Count lines, not occurrences: report how many lines in the records hold the string "Портфель", and nothing else.

— start of Records to process —

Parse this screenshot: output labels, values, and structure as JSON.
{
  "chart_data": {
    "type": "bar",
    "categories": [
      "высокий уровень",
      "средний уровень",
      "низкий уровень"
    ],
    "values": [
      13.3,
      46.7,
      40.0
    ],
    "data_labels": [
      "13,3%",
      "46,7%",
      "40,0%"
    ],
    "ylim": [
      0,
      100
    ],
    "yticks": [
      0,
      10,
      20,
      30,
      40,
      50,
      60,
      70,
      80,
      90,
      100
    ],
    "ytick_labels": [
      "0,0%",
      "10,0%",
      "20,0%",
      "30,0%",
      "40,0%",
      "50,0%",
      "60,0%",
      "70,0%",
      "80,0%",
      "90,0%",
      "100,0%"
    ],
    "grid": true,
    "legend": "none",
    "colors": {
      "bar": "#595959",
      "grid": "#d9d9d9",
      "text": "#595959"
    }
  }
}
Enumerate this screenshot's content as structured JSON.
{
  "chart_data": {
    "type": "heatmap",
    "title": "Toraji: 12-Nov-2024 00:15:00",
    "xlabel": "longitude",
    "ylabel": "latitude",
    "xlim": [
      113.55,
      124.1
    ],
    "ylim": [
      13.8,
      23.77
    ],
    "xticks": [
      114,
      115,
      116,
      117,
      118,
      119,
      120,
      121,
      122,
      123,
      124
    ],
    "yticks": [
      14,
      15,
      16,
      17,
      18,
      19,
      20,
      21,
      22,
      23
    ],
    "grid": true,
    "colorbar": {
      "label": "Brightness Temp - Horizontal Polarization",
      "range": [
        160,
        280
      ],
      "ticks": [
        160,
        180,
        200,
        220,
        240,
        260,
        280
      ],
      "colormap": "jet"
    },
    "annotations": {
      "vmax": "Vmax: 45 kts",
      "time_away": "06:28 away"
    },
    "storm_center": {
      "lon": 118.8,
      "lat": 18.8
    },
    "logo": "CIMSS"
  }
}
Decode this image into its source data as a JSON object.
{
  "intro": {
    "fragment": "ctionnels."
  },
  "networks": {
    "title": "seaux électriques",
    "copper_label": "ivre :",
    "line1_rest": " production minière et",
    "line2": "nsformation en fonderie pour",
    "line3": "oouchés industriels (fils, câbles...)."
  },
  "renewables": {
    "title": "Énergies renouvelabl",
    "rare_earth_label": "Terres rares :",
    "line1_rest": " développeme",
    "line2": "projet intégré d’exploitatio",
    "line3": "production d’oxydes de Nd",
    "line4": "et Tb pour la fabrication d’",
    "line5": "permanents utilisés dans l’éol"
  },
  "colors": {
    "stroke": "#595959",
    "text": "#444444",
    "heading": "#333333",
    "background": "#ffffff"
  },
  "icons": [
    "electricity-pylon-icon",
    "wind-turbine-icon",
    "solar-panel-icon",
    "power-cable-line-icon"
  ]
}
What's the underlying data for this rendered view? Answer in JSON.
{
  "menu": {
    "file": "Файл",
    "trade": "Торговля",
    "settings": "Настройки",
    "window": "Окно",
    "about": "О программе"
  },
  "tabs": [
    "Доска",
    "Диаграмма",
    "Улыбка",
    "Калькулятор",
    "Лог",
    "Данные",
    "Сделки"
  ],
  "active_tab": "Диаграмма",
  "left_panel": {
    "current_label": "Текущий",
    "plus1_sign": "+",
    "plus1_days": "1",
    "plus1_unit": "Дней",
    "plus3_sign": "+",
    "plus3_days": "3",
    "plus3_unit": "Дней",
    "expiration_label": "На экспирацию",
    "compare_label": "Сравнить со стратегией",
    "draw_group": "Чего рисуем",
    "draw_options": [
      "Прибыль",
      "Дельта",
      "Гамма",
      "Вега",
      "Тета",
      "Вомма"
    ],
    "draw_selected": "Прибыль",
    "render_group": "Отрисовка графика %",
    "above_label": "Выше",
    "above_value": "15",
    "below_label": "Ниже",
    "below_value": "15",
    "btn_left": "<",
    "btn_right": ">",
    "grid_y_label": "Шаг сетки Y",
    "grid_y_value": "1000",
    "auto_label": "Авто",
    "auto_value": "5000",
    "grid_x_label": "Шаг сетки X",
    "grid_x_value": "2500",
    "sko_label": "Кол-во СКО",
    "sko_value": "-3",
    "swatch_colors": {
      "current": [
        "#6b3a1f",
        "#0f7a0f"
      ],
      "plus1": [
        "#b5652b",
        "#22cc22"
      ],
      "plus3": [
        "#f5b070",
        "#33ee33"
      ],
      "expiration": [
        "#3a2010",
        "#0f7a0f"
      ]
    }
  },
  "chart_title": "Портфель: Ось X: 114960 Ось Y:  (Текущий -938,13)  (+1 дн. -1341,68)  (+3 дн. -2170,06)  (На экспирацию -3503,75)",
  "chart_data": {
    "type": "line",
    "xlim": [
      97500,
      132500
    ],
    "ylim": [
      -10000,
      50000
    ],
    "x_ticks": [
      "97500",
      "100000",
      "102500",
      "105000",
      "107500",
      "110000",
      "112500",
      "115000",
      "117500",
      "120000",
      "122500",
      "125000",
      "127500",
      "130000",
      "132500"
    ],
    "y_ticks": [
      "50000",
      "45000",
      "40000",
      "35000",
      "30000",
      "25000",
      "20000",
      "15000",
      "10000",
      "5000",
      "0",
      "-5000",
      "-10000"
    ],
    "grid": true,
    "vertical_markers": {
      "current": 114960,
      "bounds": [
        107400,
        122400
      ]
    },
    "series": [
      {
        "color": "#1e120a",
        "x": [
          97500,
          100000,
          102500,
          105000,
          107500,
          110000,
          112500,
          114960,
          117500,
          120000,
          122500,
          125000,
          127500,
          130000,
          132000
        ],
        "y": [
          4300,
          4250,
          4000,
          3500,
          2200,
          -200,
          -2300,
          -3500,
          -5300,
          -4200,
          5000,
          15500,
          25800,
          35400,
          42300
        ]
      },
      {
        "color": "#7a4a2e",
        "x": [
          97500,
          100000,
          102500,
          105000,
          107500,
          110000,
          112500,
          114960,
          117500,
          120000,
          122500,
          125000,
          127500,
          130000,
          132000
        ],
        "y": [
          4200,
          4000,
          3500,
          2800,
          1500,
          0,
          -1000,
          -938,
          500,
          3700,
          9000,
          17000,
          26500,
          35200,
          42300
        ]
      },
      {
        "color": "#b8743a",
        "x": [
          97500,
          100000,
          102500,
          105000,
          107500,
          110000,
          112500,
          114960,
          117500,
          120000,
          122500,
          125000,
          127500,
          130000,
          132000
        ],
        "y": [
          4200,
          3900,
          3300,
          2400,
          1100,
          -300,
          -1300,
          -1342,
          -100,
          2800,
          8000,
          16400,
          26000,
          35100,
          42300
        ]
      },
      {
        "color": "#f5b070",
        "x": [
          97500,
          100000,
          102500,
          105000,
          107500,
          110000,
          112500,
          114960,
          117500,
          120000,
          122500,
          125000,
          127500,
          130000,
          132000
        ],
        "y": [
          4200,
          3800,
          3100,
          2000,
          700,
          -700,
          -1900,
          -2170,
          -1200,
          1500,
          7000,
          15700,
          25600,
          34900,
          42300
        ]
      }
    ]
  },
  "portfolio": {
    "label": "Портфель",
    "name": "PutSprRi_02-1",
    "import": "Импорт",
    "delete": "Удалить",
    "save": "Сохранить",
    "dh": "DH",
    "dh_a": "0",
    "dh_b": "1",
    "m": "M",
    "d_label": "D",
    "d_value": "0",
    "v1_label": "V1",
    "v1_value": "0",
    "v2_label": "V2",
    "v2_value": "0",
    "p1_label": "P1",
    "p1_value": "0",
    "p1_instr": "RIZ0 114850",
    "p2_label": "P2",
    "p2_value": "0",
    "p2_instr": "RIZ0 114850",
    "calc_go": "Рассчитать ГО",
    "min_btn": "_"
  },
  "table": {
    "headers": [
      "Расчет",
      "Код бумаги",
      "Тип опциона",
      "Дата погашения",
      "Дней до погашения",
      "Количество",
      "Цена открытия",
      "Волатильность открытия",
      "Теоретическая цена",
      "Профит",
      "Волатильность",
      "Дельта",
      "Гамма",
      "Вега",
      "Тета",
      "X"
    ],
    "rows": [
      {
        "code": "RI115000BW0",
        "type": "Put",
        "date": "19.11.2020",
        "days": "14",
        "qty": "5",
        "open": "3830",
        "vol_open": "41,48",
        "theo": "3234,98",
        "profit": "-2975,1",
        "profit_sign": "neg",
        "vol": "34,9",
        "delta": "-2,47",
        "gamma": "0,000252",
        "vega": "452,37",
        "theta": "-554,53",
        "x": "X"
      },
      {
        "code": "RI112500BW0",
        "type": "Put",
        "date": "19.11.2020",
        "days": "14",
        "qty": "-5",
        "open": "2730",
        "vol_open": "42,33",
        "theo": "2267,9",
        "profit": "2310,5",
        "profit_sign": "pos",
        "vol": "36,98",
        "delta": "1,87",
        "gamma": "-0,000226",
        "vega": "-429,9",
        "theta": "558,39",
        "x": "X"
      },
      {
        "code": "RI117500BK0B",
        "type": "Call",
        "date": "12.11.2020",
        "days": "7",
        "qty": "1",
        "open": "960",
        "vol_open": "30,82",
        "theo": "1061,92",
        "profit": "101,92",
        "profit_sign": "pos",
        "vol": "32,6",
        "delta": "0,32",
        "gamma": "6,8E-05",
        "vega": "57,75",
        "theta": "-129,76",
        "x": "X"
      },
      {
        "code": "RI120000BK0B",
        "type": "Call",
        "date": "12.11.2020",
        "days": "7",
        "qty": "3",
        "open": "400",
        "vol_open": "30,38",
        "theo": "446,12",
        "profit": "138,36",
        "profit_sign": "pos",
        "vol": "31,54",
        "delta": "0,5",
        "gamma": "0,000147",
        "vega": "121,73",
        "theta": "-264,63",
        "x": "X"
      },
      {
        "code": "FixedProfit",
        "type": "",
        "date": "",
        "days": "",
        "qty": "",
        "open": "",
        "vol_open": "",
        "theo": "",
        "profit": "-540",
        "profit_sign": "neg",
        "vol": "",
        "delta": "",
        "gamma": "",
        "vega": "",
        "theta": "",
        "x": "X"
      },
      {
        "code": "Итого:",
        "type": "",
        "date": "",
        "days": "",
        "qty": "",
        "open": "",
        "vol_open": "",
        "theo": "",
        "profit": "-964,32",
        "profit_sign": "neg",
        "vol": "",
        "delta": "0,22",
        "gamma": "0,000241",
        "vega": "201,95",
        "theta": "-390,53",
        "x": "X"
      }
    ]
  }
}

— end of Records to process —

- **Result for this exercise**: 2